Some records:
"""

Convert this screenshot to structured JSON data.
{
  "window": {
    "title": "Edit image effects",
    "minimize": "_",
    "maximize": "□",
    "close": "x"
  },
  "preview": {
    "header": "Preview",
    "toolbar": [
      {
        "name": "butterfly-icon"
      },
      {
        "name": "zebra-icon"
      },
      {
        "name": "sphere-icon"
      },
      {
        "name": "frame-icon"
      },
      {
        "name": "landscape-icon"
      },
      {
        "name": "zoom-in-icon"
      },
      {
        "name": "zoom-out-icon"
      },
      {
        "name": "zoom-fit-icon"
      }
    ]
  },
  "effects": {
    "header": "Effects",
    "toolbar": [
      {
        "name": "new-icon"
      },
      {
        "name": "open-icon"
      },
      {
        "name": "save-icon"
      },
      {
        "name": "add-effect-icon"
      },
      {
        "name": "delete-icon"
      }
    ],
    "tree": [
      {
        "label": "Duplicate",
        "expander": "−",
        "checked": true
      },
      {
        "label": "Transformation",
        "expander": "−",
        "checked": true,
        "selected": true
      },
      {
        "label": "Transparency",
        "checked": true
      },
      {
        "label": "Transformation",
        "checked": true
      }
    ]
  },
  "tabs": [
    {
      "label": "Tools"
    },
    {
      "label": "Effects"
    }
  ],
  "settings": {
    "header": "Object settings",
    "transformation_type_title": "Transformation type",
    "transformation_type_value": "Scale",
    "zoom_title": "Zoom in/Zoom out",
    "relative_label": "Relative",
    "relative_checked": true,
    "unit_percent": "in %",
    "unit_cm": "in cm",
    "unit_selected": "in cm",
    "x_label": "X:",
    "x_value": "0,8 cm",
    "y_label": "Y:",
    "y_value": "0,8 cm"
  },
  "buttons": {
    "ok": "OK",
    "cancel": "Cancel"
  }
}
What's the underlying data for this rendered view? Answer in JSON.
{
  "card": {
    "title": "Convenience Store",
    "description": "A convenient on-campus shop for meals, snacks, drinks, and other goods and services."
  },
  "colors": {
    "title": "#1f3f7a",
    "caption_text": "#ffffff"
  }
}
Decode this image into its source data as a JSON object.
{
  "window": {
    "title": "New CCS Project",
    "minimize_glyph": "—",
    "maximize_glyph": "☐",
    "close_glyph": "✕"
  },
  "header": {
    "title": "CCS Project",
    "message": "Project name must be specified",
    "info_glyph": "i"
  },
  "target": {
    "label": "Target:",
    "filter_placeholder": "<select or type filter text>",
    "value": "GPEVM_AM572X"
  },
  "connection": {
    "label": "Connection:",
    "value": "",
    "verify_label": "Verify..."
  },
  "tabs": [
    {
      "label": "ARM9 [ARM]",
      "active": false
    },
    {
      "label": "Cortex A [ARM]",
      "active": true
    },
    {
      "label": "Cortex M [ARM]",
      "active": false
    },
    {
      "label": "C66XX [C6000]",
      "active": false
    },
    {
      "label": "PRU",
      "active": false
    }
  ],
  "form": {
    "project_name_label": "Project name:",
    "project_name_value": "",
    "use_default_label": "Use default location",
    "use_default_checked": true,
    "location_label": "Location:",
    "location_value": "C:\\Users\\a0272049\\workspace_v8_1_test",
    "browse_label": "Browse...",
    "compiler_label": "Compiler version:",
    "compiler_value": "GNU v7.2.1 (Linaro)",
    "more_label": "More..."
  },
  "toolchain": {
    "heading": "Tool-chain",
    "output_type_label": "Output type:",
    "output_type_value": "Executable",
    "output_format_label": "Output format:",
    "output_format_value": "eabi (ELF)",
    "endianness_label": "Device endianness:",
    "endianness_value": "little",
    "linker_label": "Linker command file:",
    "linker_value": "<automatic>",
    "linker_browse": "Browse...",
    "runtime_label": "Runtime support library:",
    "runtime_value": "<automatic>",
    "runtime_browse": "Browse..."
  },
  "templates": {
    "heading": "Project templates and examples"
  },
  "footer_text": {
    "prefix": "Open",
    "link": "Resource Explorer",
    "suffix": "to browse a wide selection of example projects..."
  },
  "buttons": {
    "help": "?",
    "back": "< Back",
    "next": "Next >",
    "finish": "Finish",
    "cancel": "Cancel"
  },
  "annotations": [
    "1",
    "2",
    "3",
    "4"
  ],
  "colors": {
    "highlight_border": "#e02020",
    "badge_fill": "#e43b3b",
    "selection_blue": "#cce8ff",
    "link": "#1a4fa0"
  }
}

"""

Problem to solve: Send back each record exactly as it stands.

Problem solution:
Convert this screenshot to structured JSON data.
{
  "window": {
    "title": "Edit image effects",
    "minimize": "_",
    "maximize": "□",
    "close": "x"
  },
  "preview": {
    "header": "Preview",
    "toolbar": [
      {
        "name": "butterfly-icon"
      },
      {
        "name": "zebra-icon"
      },
      {
        "name": "sphere-icon"
      },
      {
        "name": "frame-icon"
      },
      {
        "name": "landscape-icon"
      },
      {
        "name": "zoom-in-icon"
      },
      {
        "name": "zoom-out-icon"
      },
      {
        "name": "zoom-fit-icon"
      }
    ]
  },
  "effects": {
    "header": "Effects",
    "toolbar": [
      {
        "name": "new-icon"
      },
      {
        "name": "open-icon"
      },
      {
        "name": "save-icon"
      },
      {
        "name": "add-effect-icon"
      },
      {
        "name": "delete-icon"
      }
    ],
    "tree": [
      {
        "label": "Duplicate",
        "expander": "−",
        "checked": true
      },
      {
        "label": "Transformation",
        "expander": "−",
        "checked": true,
        "selected": true
      },
      {
        "label": "Transparency",
        "checked": true
      },
      {
        "label": "Transformation",
        "checked": true
      }
    ]
  },
  "tabs": [
    {
      "label": "Tools"
    },
    {
      "label": "Effects"
    }
  ],
  "settings": {
    "header": "Object settings",
    "transformation_type_title": "Transformation type",
    "transformation_type_value": "Scale",
    "zoom_title": "Zoom in/Zoom out",
    "relative_label": "Relative",
    "relative_checked": true,
    "unit_percent": "in %",
    "unit_cm": "in cm",
    "unit_selected": "in cm",
    "x_label": "X:",
    "x_value": "0,8 cm",
    "y_label": "Y:",
    "y_value": "0,8 cm"
  },
  "buttons": {
    "ok": "OK",
    "cancel": "Cancel"
  }
}
What's the underlying data for this rendered view? Answer in JSON.
{
  "card": {
    "title": "Convenience Store",
    "description": "A convenient on-campus shop for meals, snacks, drinks, and other goods and services."
  },
  "colors": {
    "title": "#1f3f7a",
    "caption_text": "#ffffff"
  }
}
Decode this image into its source data as a JSON object.
{
  "window": {
    "title": "New CCS Project",
    "minimize_glyph": "—",
    "maximize_glyph": "☐",
    "close_glyph": "✕"
  },
  "header": {
    "title": "CCS Project",
    "message": "Project name must be specified",
    "info_glyph": "i"
  },
  "target": {
    "label": "Target:",
    "filter_placeholder": "<select or type filter text>",
    "value": "GPEVM_AM572X"
  },
  "connection": {
    "label": "Connection:",
    "value": "",
    "verify_label": "Verify..."
  },
  "tabs": [
    {
      "label": "ARM9 [ARM]",
      "active": false
    },
    {
      "label": "Cortex A [ARM]",
      "active": true
    },
    {
      "label": "Cortex M [ARM]",
      "active": false
    },
    {
      "label": "C66XX [C6000]",
      "active": false
    },
    {
      "label": "PRU",
      "active": false
    }
  ],
  "form": {
    "project_name_label": "Project name:",
    "project_name_value": "",
    "use_default_label": "Use default location",
    "use_default_checked": true,
    "location_label": "Location:",
    "location_value": "C:\\Users\\a0272049\\workspace_v8_1_test",
    "browse_label": "Browse...",
    "compiler_label": "Compiler version:",
    "compiler_value": "GNU v7.2.1 (Linaro)",
    "more_label": "More..."
  },
  "toolchain": {
    "heading": "Tool-chain",
    "output_type_label": "Output type:",
    "output_type_value": "Executable",
    "output_format_label": "Output format:",
    "output_format_value": "eabi (ELF)",
    "endianness_label": "Device endianness:",
    "endianness_value": "little",
    "linker_label": "Linker command file:",
    "linker_value": "<automatic>",
    "linker_browse": "Browse...",
    "runtime_label": "Runtime support library:",
    "runtime_value": "<automatic>",
    "runtime_browse": "Browse..."
  },
  "templates": {
    "heading": "Project templates and examples"
  },
  "footer_text": {
    "prefix": "Open",
    "link": "Resource Explorer",
    "suffix": "to browse a wide selection of example projects..."
  },
  "buttons": {
    "help": "?",
    "back": "< Back",
    "next": "Next >",
    "finish": "Finish",
    "cancel": "Cancel"
  },
  "annotations": [
    "1",
    "2",
    "3",
    "4"
  ],
  "colors": {
    "highlight_border": "#e02020",
    "badge_fill": "#e43b3b",
    "selection_blue": "#cce8ff",
    "link": "#1a4fa0"
  }
}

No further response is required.